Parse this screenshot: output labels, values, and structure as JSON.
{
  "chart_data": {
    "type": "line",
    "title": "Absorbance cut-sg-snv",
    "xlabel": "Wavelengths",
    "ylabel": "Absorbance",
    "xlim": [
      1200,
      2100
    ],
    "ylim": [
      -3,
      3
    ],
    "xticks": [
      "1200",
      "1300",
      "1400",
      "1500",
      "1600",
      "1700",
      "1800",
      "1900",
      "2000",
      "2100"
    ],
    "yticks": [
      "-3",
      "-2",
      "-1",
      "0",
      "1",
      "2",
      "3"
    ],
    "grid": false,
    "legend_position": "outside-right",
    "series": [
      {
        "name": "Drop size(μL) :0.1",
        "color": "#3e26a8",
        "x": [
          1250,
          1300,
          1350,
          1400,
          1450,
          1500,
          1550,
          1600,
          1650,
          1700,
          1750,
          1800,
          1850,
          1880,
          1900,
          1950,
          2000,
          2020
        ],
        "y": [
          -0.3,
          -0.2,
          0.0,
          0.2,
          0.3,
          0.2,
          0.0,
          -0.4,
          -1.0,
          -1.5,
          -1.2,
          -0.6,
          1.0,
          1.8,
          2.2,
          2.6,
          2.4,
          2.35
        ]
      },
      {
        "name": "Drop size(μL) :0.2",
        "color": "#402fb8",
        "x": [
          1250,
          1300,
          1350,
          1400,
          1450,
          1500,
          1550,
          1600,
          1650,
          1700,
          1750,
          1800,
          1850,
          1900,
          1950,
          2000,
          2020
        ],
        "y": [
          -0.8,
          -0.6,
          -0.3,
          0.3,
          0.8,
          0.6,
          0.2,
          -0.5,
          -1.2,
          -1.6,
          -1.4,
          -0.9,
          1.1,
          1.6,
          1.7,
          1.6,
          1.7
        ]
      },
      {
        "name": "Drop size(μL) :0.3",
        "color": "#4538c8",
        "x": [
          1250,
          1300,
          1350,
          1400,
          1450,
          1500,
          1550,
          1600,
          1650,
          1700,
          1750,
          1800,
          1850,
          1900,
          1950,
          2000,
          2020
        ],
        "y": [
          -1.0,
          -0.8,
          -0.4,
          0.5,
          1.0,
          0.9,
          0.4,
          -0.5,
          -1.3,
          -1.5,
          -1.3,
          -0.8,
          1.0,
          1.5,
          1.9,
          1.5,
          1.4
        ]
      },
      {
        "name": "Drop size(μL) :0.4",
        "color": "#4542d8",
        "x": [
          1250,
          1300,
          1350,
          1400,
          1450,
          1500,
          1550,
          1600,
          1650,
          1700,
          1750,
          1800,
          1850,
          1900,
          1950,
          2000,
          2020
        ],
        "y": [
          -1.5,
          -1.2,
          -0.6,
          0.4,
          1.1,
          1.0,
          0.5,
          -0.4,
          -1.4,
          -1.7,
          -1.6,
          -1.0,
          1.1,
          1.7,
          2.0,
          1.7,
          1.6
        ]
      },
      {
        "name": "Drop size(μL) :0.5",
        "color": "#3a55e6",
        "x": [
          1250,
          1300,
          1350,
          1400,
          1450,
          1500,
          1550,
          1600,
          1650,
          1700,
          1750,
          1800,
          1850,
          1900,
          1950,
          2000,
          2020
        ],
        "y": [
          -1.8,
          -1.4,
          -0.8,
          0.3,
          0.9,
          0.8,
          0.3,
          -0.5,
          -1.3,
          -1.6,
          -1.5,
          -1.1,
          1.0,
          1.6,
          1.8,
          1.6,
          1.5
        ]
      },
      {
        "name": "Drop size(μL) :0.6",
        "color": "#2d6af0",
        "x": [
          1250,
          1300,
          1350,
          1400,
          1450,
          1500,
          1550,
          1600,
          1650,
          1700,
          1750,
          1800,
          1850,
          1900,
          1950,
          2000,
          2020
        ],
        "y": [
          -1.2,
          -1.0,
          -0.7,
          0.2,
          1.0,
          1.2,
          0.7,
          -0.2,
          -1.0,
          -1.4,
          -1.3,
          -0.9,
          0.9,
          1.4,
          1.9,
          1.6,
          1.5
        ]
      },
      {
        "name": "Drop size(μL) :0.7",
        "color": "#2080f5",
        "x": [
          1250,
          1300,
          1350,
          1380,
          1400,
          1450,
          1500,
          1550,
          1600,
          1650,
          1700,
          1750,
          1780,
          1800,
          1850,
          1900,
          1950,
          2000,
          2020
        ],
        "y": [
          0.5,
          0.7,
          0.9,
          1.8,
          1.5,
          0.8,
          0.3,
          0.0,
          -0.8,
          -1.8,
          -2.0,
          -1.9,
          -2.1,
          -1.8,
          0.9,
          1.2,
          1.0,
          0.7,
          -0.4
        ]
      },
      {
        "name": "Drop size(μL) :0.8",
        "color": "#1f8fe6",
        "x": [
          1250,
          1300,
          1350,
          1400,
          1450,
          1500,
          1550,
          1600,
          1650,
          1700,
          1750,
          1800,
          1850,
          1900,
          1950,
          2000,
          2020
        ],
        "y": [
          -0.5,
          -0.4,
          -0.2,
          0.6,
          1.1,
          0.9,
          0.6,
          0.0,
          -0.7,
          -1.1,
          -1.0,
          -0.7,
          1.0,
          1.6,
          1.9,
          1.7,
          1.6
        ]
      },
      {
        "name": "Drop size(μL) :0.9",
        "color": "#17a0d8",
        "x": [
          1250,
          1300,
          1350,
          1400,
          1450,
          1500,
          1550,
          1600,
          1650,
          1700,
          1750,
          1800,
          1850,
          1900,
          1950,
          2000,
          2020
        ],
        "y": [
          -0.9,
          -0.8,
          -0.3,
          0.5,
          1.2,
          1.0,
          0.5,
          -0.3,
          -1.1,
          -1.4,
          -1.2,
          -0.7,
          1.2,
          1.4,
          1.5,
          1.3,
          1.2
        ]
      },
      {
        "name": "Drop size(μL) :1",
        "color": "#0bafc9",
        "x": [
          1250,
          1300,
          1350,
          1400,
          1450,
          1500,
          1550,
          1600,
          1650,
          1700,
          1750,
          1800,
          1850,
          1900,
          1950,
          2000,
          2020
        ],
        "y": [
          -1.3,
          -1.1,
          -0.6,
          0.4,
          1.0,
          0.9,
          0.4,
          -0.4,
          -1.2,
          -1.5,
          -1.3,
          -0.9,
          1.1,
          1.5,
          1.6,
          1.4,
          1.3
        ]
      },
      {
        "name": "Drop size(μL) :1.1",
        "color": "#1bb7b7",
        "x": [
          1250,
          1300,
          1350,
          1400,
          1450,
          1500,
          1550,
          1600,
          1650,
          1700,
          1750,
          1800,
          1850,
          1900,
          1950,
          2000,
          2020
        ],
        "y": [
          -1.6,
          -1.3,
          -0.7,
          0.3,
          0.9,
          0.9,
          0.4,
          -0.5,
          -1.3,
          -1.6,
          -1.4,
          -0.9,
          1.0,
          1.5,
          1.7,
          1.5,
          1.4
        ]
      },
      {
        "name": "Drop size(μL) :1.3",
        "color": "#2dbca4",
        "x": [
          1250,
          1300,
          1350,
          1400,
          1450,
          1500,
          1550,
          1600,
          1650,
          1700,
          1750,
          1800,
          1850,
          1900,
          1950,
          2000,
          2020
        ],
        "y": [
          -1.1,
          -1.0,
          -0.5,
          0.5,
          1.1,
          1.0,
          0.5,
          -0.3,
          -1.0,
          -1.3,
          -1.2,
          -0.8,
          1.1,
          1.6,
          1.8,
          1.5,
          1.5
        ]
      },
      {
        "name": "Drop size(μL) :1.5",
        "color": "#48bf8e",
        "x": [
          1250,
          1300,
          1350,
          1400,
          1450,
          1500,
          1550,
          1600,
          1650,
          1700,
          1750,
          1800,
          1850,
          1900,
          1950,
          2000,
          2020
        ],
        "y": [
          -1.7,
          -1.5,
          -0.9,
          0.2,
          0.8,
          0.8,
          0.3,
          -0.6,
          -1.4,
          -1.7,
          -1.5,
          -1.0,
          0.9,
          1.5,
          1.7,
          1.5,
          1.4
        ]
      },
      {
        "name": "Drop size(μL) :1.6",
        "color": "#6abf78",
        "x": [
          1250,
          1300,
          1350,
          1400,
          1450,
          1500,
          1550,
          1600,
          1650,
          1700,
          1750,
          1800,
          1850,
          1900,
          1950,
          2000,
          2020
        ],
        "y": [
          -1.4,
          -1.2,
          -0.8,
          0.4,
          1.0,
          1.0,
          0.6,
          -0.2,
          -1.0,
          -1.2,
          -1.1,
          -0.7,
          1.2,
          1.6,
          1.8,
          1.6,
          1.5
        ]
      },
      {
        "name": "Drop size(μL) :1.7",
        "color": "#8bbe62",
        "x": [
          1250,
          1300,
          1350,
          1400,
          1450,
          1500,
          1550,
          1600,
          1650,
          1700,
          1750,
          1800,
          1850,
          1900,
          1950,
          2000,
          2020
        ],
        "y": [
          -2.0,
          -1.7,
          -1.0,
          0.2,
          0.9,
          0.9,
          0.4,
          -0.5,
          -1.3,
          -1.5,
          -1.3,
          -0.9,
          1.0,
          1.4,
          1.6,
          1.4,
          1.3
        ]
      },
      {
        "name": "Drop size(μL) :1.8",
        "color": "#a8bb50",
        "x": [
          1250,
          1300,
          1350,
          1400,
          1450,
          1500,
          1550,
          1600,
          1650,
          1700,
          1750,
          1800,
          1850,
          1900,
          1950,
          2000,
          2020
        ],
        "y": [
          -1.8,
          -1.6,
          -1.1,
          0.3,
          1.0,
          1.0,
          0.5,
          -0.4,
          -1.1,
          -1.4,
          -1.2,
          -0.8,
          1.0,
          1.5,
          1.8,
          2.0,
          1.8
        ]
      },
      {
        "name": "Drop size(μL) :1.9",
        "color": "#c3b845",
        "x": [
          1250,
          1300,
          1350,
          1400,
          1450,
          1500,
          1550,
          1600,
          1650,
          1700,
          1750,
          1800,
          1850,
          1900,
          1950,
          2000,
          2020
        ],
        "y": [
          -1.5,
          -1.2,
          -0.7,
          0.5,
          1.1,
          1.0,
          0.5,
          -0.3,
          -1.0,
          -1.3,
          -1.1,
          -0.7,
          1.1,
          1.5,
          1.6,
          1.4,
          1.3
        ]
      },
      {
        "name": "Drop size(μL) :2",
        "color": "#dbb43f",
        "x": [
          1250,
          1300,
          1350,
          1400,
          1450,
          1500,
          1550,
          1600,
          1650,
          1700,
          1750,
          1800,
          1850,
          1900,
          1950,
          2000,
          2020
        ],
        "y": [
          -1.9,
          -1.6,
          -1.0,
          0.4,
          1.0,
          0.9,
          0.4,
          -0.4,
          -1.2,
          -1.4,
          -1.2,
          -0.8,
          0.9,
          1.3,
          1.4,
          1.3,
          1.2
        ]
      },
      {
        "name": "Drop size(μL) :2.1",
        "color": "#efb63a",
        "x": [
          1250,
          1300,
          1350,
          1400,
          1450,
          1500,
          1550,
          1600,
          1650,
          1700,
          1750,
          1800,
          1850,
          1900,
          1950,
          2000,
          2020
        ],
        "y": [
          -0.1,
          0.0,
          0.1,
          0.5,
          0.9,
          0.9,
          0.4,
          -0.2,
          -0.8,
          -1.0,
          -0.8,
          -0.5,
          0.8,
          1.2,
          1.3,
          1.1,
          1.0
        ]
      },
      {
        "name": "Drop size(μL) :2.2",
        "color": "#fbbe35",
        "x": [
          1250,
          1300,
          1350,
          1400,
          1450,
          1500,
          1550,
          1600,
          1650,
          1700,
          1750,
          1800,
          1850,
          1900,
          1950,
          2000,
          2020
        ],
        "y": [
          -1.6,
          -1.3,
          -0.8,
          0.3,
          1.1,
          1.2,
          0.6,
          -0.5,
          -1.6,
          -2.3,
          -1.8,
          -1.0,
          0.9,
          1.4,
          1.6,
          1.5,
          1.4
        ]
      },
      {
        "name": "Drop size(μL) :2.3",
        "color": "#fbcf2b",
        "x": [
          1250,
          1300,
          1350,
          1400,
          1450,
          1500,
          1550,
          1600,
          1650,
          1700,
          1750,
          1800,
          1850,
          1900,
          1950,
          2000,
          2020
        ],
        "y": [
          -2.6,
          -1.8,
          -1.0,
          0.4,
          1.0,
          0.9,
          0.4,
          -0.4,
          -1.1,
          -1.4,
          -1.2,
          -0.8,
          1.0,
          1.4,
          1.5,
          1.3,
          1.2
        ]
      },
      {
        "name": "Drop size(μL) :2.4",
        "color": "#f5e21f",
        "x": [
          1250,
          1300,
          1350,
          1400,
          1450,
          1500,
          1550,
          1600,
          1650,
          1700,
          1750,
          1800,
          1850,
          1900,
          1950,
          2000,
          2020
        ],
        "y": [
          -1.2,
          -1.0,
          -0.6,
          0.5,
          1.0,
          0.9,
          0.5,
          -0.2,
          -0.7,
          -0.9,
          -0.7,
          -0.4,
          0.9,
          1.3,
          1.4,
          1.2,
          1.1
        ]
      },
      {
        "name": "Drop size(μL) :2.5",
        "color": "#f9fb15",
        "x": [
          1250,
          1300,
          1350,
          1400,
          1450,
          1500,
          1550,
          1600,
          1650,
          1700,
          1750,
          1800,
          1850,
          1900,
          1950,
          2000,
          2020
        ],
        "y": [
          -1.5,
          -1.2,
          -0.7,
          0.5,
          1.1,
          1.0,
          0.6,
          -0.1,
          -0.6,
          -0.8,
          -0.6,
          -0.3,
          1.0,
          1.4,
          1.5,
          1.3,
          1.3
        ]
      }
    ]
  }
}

....

- DESCRIPTION OF THE TASK -
In the listing above, find each line with the word "Absorbance" and copy it.

- SOLUTION TO THIS PROBLEM -
    "title": "Absorbance cut-sg-snv",
    "ylabel": "Absorbance",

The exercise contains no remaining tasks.